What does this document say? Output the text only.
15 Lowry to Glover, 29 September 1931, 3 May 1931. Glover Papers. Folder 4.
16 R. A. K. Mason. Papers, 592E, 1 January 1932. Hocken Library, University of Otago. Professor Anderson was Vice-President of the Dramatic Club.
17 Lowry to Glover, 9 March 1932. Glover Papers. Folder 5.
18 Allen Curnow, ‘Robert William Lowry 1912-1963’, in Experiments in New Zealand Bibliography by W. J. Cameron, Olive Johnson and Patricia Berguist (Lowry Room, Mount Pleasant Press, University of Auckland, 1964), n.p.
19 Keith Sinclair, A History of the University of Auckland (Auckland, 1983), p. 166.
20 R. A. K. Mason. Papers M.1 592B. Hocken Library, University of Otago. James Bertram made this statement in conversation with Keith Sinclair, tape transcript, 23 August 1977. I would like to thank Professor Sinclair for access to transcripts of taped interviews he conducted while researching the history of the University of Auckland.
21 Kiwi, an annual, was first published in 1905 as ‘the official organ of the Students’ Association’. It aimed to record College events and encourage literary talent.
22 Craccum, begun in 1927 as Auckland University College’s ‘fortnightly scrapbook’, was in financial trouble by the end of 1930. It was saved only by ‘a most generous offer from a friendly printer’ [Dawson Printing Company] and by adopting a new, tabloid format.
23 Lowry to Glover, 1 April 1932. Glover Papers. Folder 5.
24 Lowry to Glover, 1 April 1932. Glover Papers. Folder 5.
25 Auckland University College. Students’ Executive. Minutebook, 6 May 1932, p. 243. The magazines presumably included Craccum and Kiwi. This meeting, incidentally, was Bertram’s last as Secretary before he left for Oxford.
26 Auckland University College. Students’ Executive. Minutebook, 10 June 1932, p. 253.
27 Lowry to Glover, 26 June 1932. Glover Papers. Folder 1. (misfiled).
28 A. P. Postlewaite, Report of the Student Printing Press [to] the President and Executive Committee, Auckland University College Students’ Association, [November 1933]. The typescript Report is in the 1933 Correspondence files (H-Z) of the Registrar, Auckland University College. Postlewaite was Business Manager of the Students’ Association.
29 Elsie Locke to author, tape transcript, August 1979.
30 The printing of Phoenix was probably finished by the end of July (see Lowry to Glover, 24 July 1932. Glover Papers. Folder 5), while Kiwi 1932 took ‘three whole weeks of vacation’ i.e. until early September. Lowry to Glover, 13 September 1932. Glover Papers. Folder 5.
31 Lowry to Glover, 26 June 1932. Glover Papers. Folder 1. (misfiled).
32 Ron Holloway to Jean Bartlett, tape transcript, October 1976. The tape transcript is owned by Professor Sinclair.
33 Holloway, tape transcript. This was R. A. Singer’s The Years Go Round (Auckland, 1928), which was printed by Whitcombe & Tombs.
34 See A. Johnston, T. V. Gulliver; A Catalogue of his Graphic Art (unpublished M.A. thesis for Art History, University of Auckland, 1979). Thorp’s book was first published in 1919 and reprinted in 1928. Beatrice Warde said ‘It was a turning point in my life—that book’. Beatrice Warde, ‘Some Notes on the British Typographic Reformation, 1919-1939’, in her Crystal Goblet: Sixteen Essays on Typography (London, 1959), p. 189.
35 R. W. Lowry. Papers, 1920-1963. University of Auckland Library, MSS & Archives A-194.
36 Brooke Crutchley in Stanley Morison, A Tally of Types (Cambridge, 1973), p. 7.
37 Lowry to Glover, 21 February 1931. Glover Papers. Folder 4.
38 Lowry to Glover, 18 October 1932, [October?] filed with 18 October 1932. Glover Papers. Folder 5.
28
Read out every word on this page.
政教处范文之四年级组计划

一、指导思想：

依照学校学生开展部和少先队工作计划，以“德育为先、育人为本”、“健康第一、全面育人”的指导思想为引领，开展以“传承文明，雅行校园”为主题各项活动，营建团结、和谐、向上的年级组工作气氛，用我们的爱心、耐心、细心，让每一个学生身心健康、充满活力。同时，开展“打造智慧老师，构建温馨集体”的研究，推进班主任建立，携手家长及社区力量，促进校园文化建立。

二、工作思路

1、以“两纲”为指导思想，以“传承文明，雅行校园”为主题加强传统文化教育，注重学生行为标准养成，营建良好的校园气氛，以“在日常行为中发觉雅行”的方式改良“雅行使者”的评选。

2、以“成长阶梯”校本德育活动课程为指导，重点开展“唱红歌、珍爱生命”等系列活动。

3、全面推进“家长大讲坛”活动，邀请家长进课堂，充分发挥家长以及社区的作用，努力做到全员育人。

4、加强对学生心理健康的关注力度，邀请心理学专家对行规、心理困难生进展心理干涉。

● Required work: From the "Read out every word on this page." line to the close of the listing, restate each line word for word.

● Task result:
Read out every word on this page.
政教处范文之四年级组计划

一、指导思想：

依照学校学生开展部和少先队工作计划，以“德育为先、育人为本”、“健康第一、全面育人”的指导思想为引领，开展以“传承文明，雅行校园”为主题各项活动，营建团结、和谐、向上的年级组工作气氛，用我们的爱心、耐心、细心，让每一个学生身心健康、充满活力。同时，开展“打造智慧老师，构建温馨集体”的研究，推进班主任建立，携手家长及社区力量，促进校园文化建立。

二、工作思路

1、以“两纲”为指导思想，以“传承文明，雅行校园”为主题加强传统文化教育，注重学生行为标准养成，营建良好的校园气氛，以“在日常行为中发觉雅行”的方式改良“雅行使者”的评选。

2、以“成长阶梯”校本德育活动课程为指导，重点开展“唱红歌、珍爱生命”等系列活动。

3、全面推进“家长大讲坛”活动，邀请家长进课堂，充分发挥家长以及社区的作用，努力做到全员育人。

4、加强对学生心理健康的关注力度，邀请心理学专家对行规、心理困难生进展心理干涉。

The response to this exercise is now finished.